[What to work on] Pull out every line below holding the word "content".

─── Supplied records ───

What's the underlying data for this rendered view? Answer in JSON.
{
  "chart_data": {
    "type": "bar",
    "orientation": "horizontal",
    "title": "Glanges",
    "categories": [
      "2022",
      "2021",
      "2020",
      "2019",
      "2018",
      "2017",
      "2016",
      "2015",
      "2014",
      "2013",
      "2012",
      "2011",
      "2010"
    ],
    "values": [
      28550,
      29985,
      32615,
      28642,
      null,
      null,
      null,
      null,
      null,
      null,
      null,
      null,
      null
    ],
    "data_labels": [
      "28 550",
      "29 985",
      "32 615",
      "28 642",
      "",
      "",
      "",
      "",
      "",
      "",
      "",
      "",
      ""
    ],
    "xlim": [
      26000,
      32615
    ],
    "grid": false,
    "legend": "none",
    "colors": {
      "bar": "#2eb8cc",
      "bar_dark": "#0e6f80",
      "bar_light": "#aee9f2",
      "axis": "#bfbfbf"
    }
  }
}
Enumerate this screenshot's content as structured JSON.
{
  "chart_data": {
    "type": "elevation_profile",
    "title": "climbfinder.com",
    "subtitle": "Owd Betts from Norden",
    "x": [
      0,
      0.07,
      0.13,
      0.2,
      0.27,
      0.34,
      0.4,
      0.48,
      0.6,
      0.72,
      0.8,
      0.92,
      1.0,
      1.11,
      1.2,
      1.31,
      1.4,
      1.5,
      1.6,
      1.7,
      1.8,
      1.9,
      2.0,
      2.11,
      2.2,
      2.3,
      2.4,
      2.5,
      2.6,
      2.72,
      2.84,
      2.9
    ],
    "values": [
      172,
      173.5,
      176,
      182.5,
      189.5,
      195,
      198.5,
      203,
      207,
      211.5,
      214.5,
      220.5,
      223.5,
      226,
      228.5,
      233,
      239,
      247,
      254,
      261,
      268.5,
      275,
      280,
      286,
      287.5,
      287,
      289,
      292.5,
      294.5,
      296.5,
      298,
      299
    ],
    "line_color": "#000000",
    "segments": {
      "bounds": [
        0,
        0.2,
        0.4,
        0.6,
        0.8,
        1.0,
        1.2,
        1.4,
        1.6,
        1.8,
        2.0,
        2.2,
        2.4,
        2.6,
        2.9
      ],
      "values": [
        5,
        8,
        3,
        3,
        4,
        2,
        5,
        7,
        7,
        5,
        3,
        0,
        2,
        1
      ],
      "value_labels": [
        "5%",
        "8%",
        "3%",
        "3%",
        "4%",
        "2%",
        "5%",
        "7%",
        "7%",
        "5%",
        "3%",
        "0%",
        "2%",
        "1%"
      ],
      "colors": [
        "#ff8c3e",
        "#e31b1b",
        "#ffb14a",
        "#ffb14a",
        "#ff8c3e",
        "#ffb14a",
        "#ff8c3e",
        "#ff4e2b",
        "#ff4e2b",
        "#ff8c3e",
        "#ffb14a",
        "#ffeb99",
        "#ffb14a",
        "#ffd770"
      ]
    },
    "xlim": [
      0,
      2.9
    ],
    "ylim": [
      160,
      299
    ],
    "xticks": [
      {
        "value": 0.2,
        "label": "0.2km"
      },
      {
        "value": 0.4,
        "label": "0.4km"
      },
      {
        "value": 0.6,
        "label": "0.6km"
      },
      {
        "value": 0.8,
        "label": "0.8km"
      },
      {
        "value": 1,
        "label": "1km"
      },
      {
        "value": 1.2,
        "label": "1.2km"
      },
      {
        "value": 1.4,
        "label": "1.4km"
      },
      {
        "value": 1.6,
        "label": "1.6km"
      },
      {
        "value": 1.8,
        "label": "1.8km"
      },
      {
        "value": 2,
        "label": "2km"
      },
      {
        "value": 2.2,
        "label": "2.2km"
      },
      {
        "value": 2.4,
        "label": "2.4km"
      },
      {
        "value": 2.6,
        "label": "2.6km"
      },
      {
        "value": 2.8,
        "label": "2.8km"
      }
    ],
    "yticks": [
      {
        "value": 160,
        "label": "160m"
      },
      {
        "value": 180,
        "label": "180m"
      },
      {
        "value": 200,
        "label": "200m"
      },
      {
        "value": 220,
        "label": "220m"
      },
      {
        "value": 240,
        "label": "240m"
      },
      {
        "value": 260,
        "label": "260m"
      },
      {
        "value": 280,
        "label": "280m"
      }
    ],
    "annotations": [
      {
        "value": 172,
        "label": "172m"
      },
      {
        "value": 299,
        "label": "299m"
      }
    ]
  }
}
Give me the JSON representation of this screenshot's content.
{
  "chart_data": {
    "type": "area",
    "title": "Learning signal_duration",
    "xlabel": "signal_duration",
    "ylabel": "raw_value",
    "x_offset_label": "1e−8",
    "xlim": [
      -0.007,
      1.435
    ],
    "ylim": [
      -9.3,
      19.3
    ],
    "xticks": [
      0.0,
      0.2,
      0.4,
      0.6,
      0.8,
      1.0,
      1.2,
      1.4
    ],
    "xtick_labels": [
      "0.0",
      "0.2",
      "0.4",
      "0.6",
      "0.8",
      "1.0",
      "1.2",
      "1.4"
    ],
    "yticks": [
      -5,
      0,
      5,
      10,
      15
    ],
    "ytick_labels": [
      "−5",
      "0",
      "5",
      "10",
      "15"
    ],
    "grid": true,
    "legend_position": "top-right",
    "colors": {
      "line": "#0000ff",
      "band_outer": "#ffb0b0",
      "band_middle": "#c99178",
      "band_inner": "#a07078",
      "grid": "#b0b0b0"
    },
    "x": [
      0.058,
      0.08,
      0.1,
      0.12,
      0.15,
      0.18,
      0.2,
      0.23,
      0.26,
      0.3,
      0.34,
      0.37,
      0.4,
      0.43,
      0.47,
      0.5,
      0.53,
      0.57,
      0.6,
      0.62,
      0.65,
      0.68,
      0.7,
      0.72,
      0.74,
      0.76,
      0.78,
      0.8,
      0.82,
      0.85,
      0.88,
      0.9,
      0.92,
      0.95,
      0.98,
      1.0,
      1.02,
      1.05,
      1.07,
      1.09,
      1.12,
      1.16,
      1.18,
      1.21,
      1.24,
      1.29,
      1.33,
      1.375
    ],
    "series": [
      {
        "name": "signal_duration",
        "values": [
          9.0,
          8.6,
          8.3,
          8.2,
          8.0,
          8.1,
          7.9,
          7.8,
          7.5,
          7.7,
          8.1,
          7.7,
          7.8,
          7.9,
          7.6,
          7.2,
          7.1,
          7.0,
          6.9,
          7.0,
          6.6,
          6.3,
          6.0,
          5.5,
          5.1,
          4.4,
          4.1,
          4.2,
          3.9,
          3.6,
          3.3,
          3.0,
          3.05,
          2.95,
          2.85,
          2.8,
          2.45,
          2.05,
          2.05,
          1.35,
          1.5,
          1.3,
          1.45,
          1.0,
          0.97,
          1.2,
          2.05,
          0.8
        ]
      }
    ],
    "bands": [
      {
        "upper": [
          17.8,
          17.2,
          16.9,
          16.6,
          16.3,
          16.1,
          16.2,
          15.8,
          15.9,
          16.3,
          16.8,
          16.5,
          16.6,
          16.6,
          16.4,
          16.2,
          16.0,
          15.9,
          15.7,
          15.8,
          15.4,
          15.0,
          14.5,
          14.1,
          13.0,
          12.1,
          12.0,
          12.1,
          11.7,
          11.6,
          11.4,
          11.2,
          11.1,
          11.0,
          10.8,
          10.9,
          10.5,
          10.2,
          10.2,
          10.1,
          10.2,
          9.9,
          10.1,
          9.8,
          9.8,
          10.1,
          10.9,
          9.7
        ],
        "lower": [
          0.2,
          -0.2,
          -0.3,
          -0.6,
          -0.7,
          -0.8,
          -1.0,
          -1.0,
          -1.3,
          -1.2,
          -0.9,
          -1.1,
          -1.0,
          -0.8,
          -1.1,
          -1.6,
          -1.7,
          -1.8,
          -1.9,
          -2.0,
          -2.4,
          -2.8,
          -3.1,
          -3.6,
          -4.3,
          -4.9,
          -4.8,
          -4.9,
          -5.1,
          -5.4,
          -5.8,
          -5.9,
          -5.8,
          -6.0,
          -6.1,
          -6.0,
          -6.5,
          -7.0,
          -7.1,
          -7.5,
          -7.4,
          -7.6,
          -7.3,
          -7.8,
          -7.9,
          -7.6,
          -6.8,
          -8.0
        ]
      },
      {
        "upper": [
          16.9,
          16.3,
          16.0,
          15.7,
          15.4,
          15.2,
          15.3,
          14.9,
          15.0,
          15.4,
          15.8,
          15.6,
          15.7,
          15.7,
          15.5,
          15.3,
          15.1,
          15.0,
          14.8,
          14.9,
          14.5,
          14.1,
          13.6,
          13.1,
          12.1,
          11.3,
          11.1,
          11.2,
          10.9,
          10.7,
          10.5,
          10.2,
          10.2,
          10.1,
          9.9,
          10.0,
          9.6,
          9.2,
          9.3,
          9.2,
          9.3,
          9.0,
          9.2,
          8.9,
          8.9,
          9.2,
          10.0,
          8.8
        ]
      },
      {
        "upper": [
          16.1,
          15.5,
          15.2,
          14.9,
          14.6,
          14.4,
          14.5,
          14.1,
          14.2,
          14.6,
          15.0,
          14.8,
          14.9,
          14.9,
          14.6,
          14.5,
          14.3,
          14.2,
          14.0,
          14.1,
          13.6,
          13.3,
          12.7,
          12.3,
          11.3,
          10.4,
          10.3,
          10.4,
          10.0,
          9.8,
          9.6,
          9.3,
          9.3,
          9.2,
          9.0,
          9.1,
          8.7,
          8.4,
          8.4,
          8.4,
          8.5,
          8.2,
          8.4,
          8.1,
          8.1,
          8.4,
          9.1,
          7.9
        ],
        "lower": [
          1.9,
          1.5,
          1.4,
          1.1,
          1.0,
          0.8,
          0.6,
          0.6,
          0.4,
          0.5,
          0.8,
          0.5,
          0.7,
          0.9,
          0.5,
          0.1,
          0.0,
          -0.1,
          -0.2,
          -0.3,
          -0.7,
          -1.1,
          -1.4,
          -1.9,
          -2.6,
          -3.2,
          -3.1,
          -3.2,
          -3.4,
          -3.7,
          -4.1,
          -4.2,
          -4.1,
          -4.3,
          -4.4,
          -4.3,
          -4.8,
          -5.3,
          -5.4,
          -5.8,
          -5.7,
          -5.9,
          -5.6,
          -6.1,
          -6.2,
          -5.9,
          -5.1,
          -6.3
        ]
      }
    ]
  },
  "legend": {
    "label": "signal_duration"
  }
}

───

[Response below]
Enumerate this screenshot's content as structured JSON.
Give me the JSON representation of this screenshot's content.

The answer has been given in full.